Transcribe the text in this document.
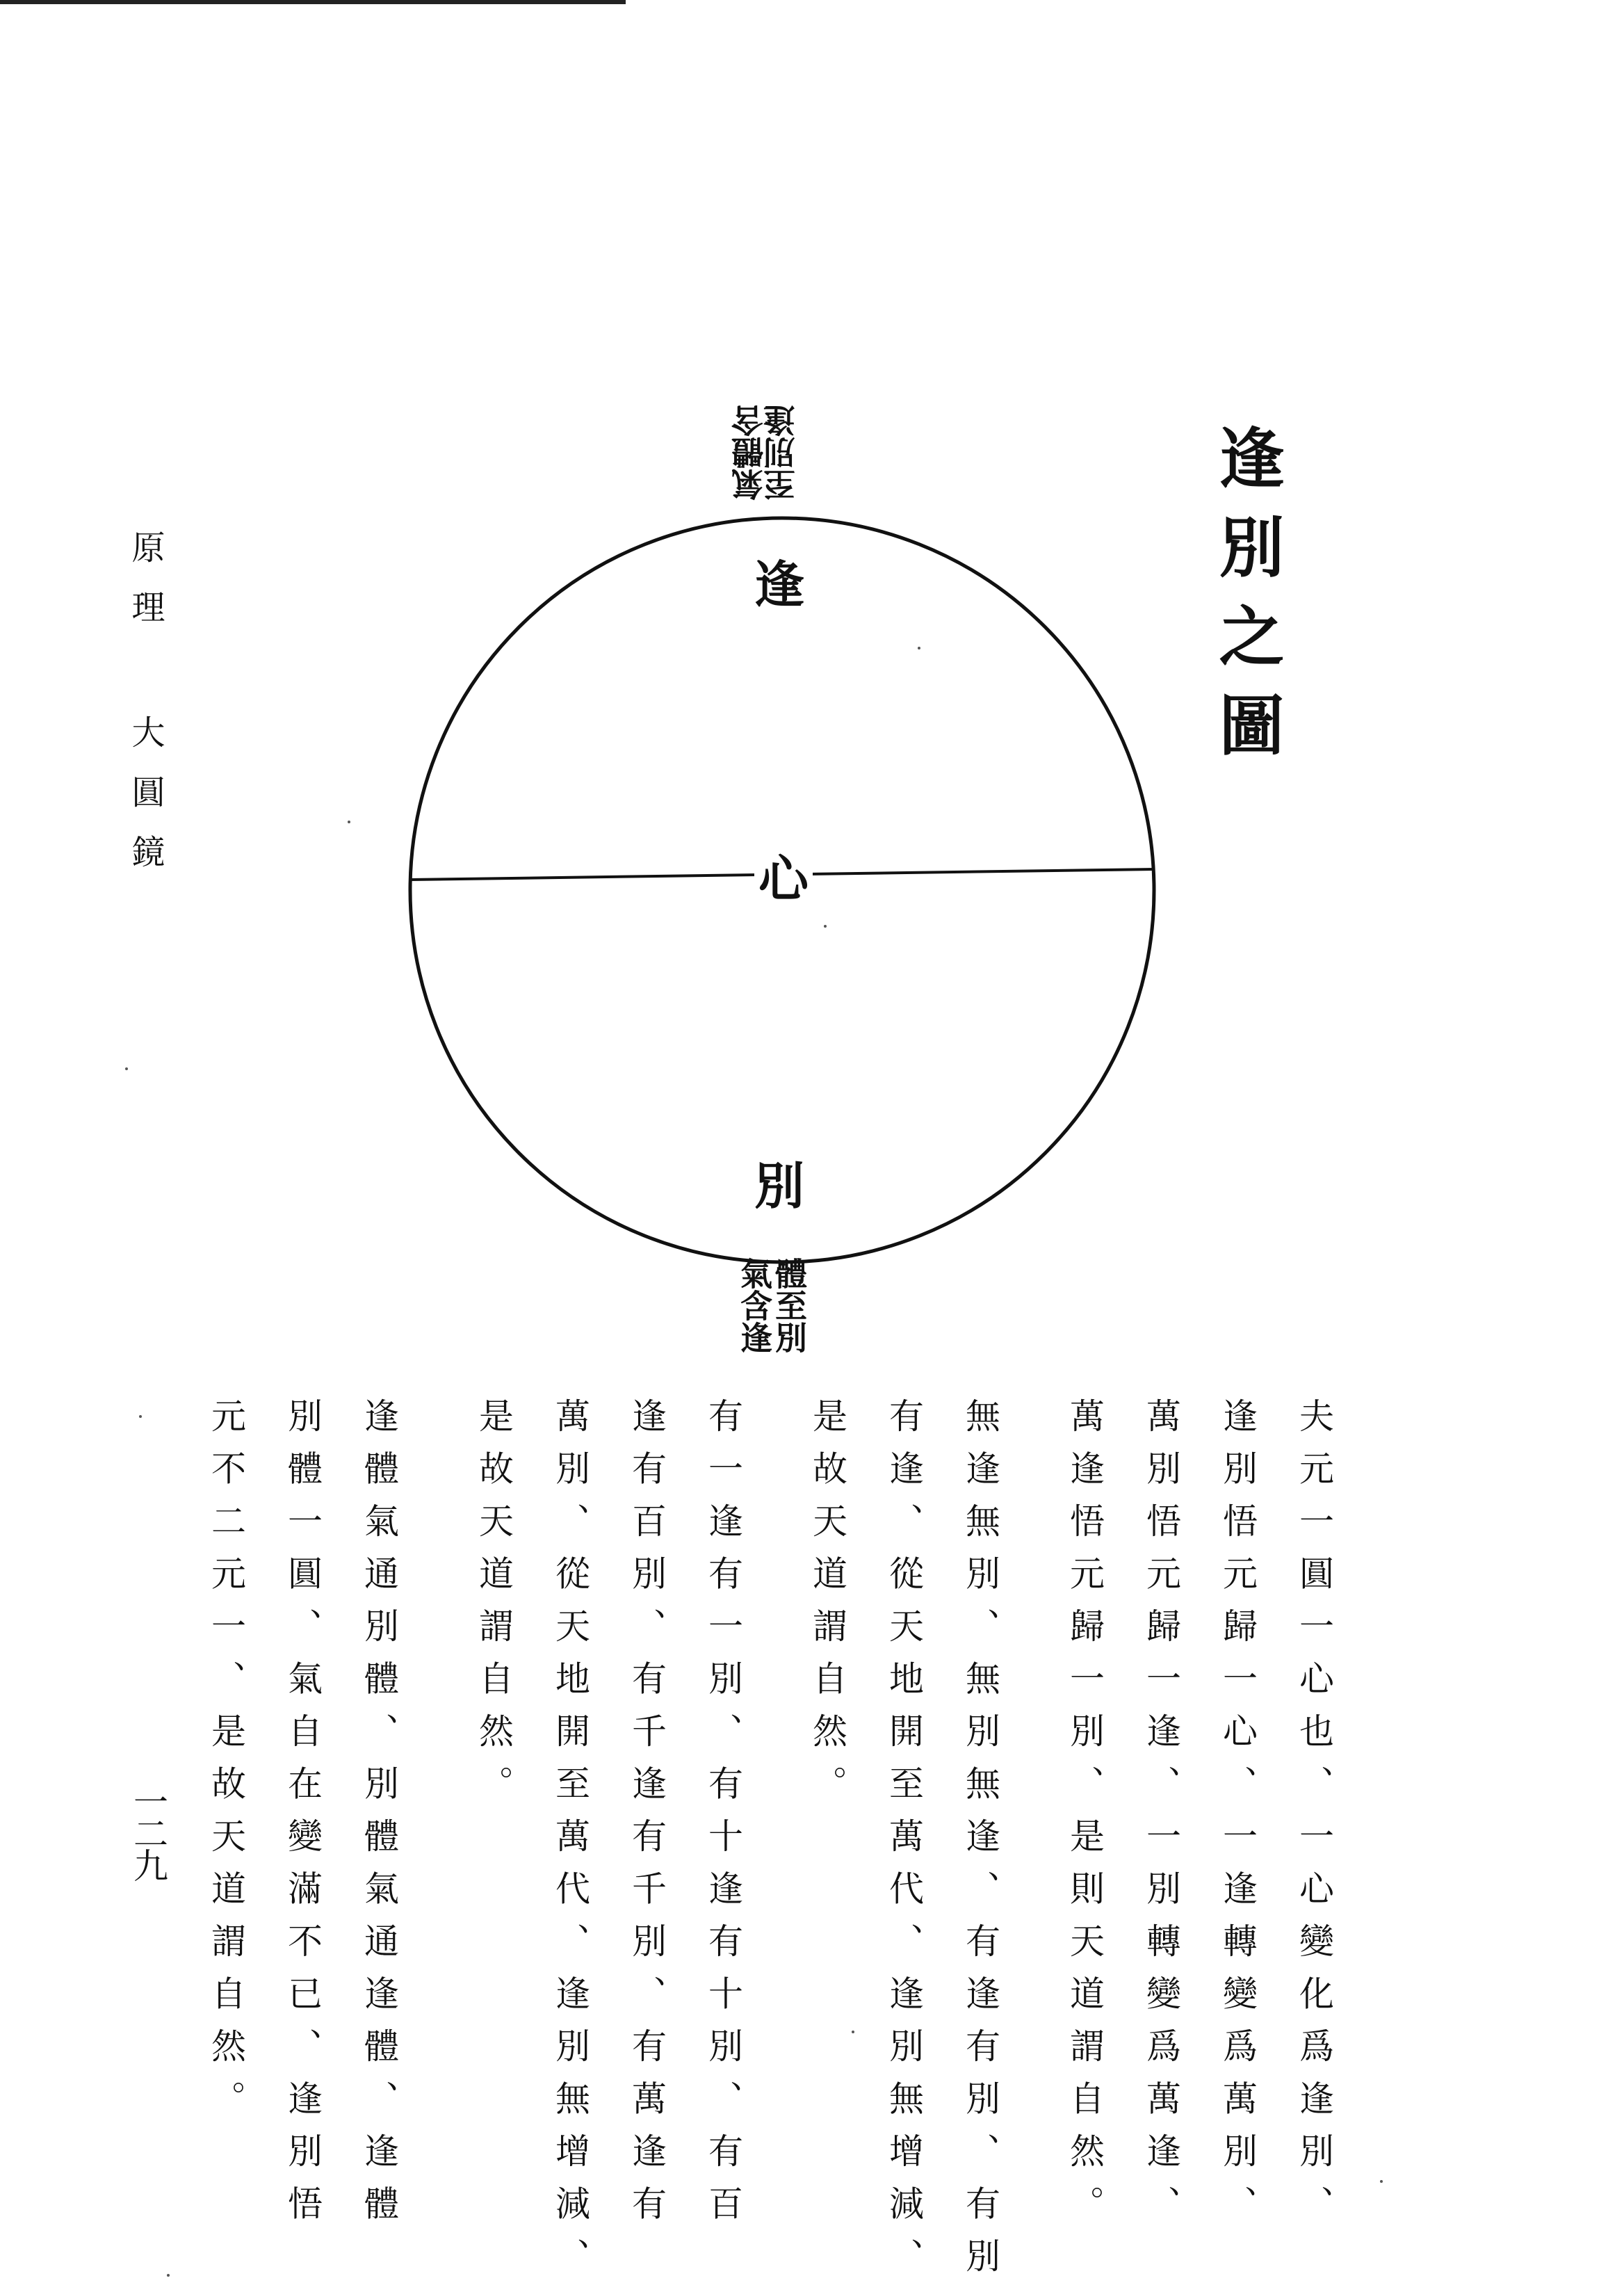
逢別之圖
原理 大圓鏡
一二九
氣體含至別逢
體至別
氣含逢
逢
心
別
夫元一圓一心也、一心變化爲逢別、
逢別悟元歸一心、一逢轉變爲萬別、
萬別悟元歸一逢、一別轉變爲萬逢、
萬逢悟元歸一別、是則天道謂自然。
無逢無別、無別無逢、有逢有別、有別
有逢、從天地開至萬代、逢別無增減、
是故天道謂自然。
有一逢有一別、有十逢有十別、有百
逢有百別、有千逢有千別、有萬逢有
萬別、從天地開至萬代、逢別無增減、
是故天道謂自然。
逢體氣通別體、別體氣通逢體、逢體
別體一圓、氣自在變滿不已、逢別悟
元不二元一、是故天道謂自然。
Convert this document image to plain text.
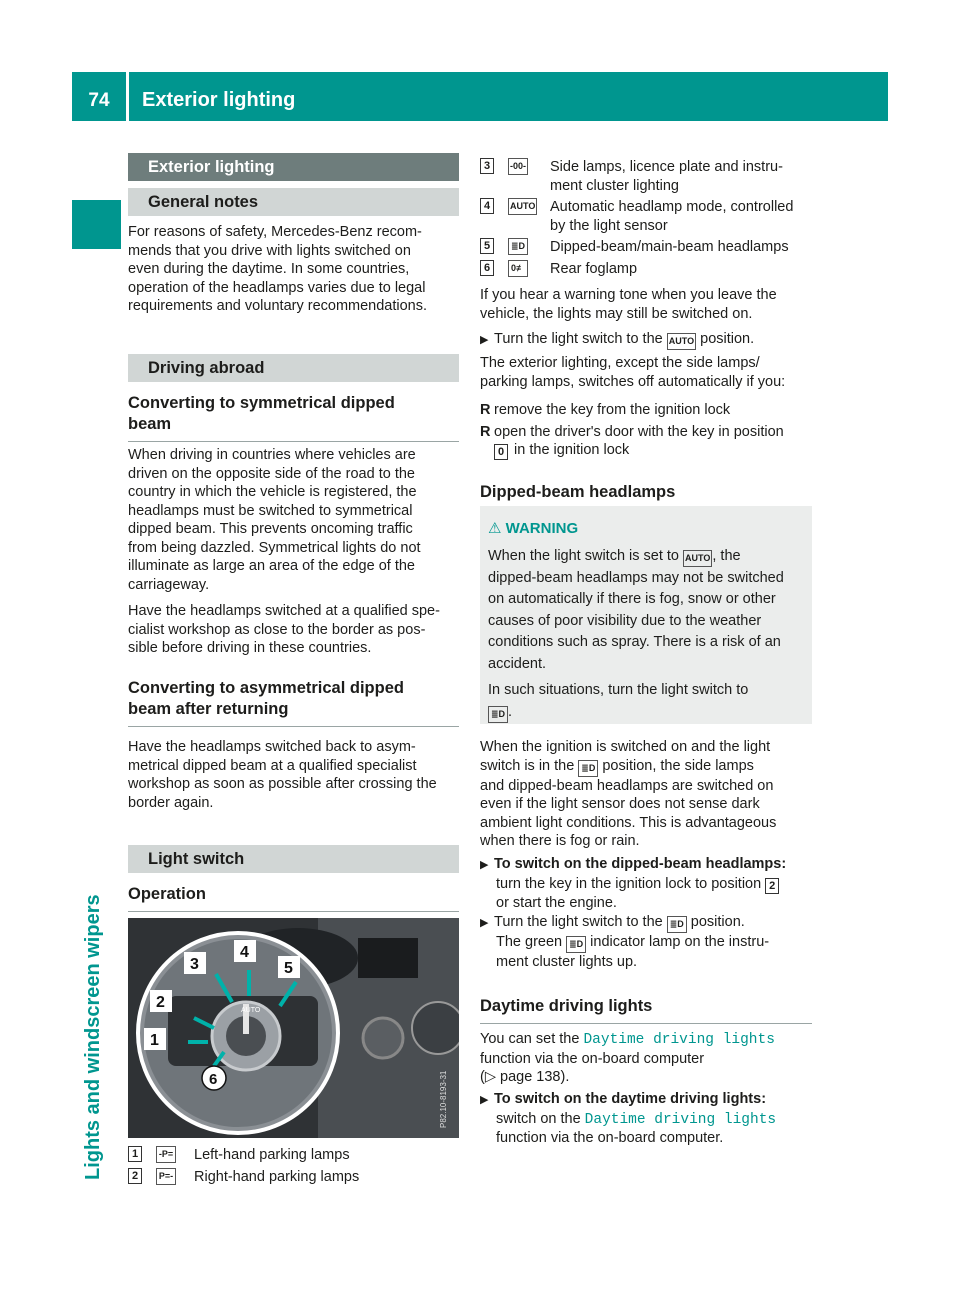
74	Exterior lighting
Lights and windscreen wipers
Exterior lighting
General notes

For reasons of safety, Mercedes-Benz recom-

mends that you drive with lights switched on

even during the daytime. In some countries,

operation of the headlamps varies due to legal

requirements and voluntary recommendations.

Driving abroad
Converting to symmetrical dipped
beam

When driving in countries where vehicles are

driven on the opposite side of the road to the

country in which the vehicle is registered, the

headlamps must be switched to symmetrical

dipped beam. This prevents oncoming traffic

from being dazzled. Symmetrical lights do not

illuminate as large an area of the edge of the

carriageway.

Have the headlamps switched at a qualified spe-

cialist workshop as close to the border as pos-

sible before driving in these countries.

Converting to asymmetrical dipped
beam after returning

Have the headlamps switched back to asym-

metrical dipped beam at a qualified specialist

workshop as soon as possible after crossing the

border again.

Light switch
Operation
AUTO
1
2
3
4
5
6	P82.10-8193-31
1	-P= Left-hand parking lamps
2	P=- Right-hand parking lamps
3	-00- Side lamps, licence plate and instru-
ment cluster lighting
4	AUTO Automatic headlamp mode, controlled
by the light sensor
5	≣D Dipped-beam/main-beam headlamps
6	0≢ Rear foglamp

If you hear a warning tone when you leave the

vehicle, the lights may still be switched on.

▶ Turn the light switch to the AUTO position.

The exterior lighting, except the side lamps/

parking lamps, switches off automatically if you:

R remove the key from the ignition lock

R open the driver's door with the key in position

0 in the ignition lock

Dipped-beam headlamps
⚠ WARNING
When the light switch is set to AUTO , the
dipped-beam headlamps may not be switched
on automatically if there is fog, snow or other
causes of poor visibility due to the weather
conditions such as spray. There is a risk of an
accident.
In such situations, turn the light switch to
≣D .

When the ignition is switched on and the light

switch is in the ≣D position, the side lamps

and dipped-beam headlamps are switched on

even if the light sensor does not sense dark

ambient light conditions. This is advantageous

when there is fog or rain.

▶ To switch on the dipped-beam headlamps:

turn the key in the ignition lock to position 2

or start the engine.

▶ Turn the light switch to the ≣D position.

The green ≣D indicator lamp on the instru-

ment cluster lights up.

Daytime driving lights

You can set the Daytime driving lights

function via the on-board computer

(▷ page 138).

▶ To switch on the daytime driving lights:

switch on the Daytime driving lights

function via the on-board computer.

####

* Problem
Write the records above out again exactly, with no pictures in your copy.

* Answer to this task
Transcribe the text in this document.
逢別之圖
原理 大圓鏡
一二九
氣體含至別逢
體至別
氣含逢
逢
心
別
夫元一圓一心也、一心變化爲逢別、
逢別悟元歸一心、一逢轉變爲萬別、
萬別悟元歸一逢、一別轉變爲萬逢、
萬逢悟元歸一別、是則天道謂自然。
無逢無別、無別無逢、有逢有別、有別
有逢、從天地開至萬代、逢別無增減、
是故天道謂自然。
有一逢有一別、有十逢有十別、有百
逢有百別、有千逢有千別、有萬逢有
萬別、從天地開至萬代、逢別無增減、
是故天道謂自然。
逢體氣通別體、別體氣通逢體、逢體
別體一圓、氣自在變滿不已、逢別悟
元不二元一、是故天道謂自然。
Convert this document image to plain text.
74	Exterior lighting
Lights and windscreen wipers
Exterior lighting
General notes

For reasons of safety, Mercedes-Benz recom-

mends that you drive with lights switched on

even during the daytime. In some countries,

operation of the headlamps varies due to legal

requirements and voluntary recommendations.

Driving abroad
Converting to symmetrical dipped
beam

When driving in countries where vehicles are

driven on the opposite side of the road to the

country in which the vehicle is registered, the

headlamps must be switched to symmetrical

dipped beam. This prevents oncoming traffic

from being dazzled. Symmetrical lights do not

illuminate as large an area of the edge of the

carriageway.

Have the headlamps switched at a qualified spe-

cialist workshop as close to the border as pos-

sible before driving in these countries.

Converting to asymmetrical dipped
beam after returning

Have the headlamps switched back to asym-

metrical dipped beam at a qualified specialist

workshop as soon as possible after crossing the

border again.

Light switch
Operation
AUTO
1
2
3
4
5
6	P82.10-8193-31
1	-P= Left-hand parking lamps
2	P=- Right-hand parking lamps
3	-00- Side lamps, licence plate and instru-
ment cluster lighting
4	AUTO Automatic headlamp mode, controlled
by the light sensor
5	≣D Dipped-beam/main-beam headlamps
6	0≢ Rear foglamp

If you hear a warning tone when you leave the

vehicle, the lights may still be switched on.

▶ Turn the light switch to the AUTO position.

The exterior lighting, except the side lamps/

parking lamps, switches off automatically if you:

R remove the key from the ignition lock

R open the driver's door with the key in position

0 in the ignition lock

Dipped-beam headlamps
⚠ WARNING
When the light switch is set to AUTO , the
dipped-beam headlamps may not be switched
on automatically if there is fog, snow or other
causes of poor visibility due to the weather
conditions such as spray. There is a risk of an
accident.
In such situations, turn the light switch to
≣D .

When the ignition is switched on and the light

switch is in the ≣D position, the side lamps

and dipped-beam headlamps are switched on

even if the light sensor does not sense dark

ambient light conditions. This is advantageous

when there is fog or rain.

▶ To switch on the dipped-beam headlamps:

turn the key in the ignition lock to position 2

or start the engine.

▶ Turn the light switch to the ≣D position.

The green ≣D indicator lamp on the instru-

ment cluster lights up.

Daytime driving lights

You can set the Daytime driving lights

function via the on-board computer

(▷ page 138).

▶ To switch on the daytime driving lights:

switch on the Daytime driving lights

function via the on-board computer.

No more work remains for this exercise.